[Source data]
'''

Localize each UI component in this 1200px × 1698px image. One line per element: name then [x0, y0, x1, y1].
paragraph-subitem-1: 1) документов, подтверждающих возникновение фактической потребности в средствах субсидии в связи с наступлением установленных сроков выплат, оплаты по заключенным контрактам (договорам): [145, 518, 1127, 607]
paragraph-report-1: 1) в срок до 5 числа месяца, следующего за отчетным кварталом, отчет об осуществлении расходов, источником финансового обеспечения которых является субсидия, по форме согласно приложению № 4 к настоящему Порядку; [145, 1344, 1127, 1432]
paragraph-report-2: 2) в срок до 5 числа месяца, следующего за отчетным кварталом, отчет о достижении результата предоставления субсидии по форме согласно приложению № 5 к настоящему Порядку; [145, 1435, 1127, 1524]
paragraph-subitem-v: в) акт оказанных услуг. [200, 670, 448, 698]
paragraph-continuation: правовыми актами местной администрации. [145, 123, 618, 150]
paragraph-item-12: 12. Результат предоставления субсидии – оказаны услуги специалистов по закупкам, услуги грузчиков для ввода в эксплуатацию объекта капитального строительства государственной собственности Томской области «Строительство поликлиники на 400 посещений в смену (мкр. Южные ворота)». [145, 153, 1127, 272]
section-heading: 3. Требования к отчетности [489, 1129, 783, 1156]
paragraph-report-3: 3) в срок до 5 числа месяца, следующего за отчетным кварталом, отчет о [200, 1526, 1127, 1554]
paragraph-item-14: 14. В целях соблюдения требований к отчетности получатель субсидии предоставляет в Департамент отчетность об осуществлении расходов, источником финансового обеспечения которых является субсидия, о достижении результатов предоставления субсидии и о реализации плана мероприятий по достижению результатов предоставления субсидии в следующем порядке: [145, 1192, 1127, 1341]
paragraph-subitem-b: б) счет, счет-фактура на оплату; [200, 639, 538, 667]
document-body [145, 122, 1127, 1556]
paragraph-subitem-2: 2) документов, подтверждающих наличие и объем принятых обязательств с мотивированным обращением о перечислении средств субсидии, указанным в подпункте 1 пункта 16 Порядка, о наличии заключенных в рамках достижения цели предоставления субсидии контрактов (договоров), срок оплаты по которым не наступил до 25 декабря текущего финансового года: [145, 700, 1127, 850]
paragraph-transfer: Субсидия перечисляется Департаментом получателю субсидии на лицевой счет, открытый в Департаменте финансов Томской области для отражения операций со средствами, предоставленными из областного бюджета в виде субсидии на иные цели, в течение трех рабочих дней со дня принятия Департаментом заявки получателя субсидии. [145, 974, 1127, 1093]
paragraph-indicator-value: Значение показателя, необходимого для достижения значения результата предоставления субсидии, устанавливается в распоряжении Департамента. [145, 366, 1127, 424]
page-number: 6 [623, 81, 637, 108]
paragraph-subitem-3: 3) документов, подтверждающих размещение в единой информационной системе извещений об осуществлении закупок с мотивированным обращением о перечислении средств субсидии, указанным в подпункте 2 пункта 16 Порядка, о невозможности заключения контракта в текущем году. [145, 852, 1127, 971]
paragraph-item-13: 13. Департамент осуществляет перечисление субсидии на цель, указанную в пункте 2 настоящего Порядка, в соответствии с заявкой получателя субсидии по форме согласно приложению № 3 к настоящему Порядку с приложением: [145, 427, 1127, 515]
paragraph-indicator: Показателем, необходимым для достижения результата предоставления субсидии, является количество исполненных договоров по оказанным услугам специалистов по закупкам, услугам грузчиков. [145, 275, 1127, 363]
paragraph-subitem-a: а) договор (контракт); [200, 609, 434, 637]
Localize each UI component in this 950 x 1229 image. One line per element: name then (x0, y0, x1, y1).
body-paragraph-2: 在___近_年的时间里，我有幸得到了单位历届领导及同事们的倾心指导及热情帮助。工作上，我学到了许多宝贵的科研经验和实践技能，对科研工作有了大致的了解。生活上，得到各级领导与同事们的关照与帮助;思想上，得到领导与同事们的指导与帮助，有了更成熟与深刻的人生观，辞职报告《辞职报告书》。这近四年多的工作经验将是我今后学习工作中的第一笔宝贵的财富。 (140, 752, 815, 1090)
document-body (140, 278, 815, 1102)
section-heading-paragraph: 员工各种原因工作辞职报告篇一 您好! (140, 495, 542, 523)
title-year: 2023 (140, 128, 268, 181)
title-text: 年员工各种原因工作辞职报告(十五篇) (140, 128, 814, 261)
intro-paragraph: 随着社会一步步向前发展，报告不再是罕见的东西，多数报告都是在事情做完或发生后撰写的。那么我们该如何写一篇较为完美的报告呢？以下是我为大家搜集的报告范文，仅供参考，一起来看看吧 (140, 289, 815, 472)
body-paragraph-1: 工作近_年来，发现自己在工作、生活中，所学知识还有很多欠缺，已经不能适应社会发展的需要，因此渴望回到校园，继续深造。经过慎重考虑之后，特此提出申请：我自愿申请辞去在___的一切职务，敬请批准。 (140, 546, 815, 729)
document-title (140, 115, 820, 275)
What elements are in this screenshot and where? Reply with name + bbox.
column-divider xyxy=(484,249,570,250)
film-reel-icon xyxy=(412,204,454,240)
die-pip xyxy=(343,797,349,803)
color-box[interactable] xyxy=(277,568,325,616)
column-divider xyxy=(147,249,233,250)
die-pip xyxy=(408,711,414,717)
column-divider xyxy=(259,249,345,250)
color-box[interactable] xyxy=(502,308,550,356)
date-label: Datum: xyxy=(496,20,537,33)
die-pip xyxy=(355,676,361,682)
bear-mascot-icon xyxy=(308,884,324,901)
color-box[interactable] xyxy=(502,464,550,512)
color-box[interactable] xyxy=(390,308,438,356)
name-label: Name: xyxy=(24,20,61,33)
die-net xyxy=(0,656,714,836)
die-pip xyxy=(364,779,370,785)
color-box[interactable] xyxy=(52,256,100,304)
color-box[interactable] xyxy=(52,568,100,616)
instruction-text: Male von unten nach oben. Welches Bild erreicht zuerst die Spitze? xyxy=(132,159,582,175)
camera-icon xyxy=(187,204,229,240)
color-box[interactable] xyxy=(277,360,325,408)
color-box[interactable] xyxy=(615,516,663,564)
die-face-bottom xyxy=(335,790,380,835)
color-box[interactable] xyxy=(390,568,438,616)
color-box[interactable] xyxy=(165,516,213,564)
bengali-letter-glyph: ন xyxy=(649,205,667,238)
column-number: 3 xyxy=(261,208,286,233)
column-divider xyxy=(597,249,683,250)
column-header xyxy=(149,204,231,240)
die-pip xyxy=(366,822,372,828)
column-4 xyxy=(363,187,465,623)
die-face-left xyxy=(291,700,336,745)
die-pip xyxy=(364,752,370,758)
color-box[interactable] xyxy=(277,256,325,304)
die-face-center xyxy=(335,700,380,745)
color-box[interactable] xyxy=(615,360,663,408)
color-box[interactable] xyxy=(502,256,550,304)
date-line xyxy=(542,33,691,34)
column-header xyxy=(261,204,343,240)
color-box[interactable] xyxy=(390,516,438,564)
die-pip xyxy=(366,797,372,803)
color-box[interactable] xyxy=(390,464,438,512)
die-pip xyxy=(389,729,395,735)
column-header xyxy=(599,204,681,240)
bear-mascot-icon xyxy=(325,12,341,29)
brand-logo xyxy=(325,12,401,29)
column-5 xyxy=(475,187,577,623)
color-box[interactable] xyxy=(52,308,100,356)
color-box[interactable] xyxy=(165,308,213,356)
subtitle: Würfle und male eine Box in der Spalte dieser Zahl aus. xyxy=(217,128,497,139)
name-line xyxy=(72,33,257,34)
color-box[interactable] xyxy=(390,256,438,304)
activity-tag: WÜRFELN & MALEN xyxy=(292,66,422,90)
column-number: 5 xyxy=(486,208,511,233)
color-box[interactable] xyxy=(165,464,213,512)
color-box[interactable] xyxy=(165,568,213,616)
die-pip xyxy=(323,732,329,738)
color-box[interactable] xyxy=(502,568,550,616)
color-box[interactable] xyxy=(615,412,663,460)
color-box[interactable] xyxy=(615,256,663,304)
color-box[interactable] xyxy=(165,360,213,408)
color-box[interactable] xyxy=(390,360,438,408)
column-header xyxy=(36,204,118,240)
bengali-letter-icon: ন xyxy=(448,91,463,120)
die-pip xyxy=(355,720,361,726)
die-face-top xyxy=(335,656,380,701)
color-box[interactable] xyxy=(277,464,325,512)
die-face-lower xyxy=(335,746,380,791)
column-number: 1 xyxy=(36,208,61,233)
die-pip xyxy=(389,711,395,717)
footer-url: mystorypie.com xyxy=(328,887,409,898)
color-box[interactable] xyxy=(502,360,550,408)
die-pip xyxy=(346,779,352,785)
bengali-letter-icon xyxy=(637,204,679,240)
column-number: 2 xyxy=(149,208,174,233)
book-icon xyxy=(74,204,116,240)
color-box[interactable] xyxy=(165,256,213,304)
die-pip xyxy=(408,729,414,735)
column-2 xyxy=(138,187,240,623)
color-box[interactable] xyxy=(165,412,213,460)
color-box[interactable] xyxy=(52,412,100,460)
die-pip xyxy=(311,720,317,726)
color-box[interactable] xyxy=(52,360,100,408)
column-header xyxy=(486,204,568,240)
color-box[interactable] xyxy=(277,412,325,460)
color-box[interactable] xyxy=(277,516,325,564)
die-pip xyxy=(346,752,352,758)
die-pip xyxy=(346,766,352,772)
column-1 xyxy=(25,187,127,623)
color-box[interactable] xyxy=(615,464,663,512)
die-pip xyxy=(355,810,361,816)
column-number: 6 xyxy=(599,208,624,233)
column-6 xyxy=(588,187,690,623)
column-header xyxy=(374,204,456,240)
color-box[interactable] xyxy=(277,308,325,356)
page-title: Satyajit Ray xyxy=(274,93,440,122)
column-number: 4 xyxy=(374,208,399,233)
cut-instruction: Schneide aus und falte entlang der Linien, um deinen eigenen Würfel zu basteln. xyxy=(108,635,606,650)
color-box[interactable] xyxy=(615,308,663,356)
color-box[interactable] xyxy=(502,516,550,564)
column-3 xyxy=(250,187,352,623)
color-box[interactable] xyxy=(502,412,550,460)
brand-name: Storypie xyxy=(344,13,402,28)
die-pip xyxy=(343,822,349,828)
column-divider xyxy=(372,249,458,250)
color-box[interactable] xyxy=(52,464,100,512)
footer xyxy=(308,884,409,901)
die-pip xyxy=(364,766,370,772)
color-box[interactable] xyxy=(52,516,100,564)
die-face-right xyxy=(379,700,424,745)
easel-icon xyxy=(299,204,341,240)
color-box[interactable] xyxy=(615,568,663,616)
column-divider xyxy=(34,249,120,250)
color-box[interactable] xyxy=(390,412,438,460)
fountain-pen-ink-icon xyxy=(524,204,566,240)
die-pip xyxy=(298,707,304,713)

'''

Render the source data as a numbered list, starting from its first line and continuing up to and including the line with "document-body [145, 122, 1127, 1556]". Omit any blank lines.

*WRITTEN REPLY*
1. Localize each UI component in this 1200px × 1698px image. One line per element: name then [x0, y0, x1, y1].
2. paragraph-subitem-1: 1) документов, подтверждающих возникновение фактической потребности в средствах субсидии в связи с наступлением установленных сроков выплат, оплаты по заключенным контрактам (договорам): [145, 518, 1127, 607]
3. paragraph-report-1: 1) в срок до 5 числа месяца, следующего за отчетным кварталом, отчет об осуществлении расходов, источником финансового обеспечения которых является субсидия, по форме согласно приложению № 4 к настоящему Порядку; [145, 1344, 1127, 1432]
4. paragraph-report-2: 2) в срок до 5 числа месяца, следующего за отчетным кварталом, отчет о достижении результата предоставления субсидии по форме согласно приложению № 5 к настоящему Порядку; [145, 1435, 1127, 1524]
5. paragraph-subitem-v: в) акт оказанных услуг. [200, 670, 448, 698]
6. paragraph-continuation: правовыми актами местной администрации. [145, 123, 618, 150]
7. paragraph-item-12: 12. Результат предоставления субсидии – оказаны услуги специалистов по закупкам, услуги грузчиков для ввода в эксплуатацию объекта капитального строительства государственной собственности Томской области «Строительство поликлиники на 400 посещений в смену (мкр. Южные ворота)». [145, 153, 1127, 272]
8. section-heading: 3. Требования к отчетности [489, 1129, 783, 1156]
9. paragraph-report-3: 3) в срок до 5 числа месяца, следующего за отчетным кварталом, отчет о [200, 1526, 1127, 1554]
10. paragraph-item-14: 14. В целях соблюдения требований к отчетности получатель субсидии предоставляет в Департамент отчетность об осуществлении расходов, источником финансового обеспечения которых является субсидия, о достижении результатов предоставления субсидии и о реализации плана мероприятий по достижению результатов предоставления субсидии в следующем порядке: [145, 1192, 1127, 1341]
11. paragraph-subitem-b: б) счет, счет-фактура на оплату; [200, 639, 538, 667]
12. document-body [145, 122, 1127, 1556]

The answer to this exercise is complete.